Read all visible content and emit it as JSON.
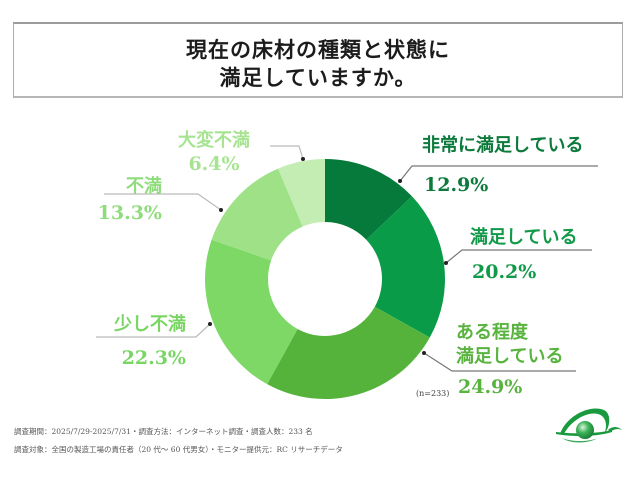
{
  "title": {
    "line1": "現在の床材の種類と状態に",
    "line2": "満足していますか。"
  },
  "chart_data": {
    "type": "pie",
    "variant": "donut",
    "title": "現在の床材の種類と状態に満足していますか。",
    "start": "12 o'clock, clockwise",
    "sample_size_label": "(n=233)",
    "categories": [
      "非常に満足している",
      "満足している",
      "ある程度満足している",
      "少し不満",
      "不満",
      "大変不満"
    ],
    "values": [
      12.9,
      20.2,
      24.9,
      22.3,
      13.3,
      6.4
    ],
    "unit": "%",
    "slices": [
      {
        "label_lines": [
          "非常に満足している"
        ],
        "value_label": "12.9%",
        "value": 12.9,
        "color": "#067a3a",
        "text_color": "#0b7a3b"
      },
      {
        "label_lines": [
          "満足している"
        ],
        "value_label": "20.2%",
        "value": 20.2,
        "color": "#0a9b48",
        "text_color": "#12994a"
      },
      {
        "label_lines": [
          "ある程度",
          "満足している"
        ],
        "value_label": "24.9%",
        "value": 24.9,
        "color": "#55b33c",
        "text_color": "#59b33f"
      },
      {
        "label_lines": [
          "少し不満"
        ],
        "value_label": "22.3%",
        "value": 22.3,
        "color": "#7dd866",
        "text_color": "#79d665"
      },
      {
        "label_lines": [
          "不満"
        ],
        "value_label": "13.3%",
        "value": 13.3,
        "color": "#9ee187",
        "text_color": "#8fdc7c"
      },
      {
        "label_lines": [
          "大変不満"
        ],
        "value_label": "6.4%",
        "value": 6.4,
        "color": "#c4edb4",
        "text_color": "#a7e492"
      }
    ]
  },
  "footer": {
    "line1": "調査期間：2025/7/29-2025/7/31・調査方法：インターネット調査・調査人数：233 名",
    "line2": "調査対象：全国の製造工場の責任者（20 代～ 60 代男女）・モニター提供元：RC リサーチデータ"
  },
  "logo": {
    "icon": "rc-research-logo-icon",
    "color": "#1a9a3f"
  }
}
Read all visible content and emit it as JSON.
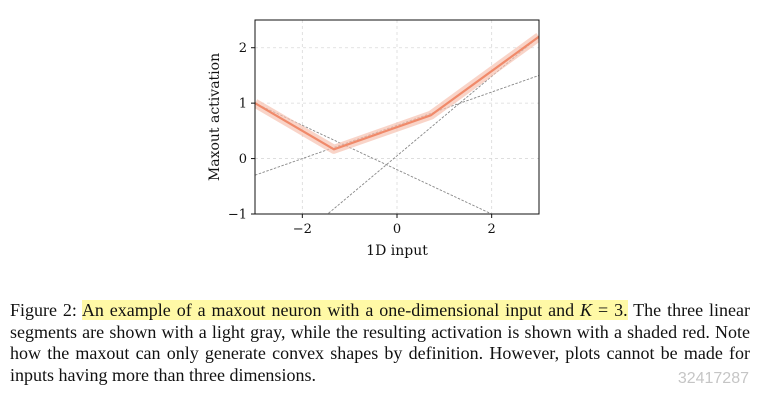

------------------------------------------------------------

» **STATED EXERCISE**:
Gather each line from the entries above that includes the word "title".

» **REPLY**:
  "title": {
    "title": "現在の床材の種類と状態に満足していますか。",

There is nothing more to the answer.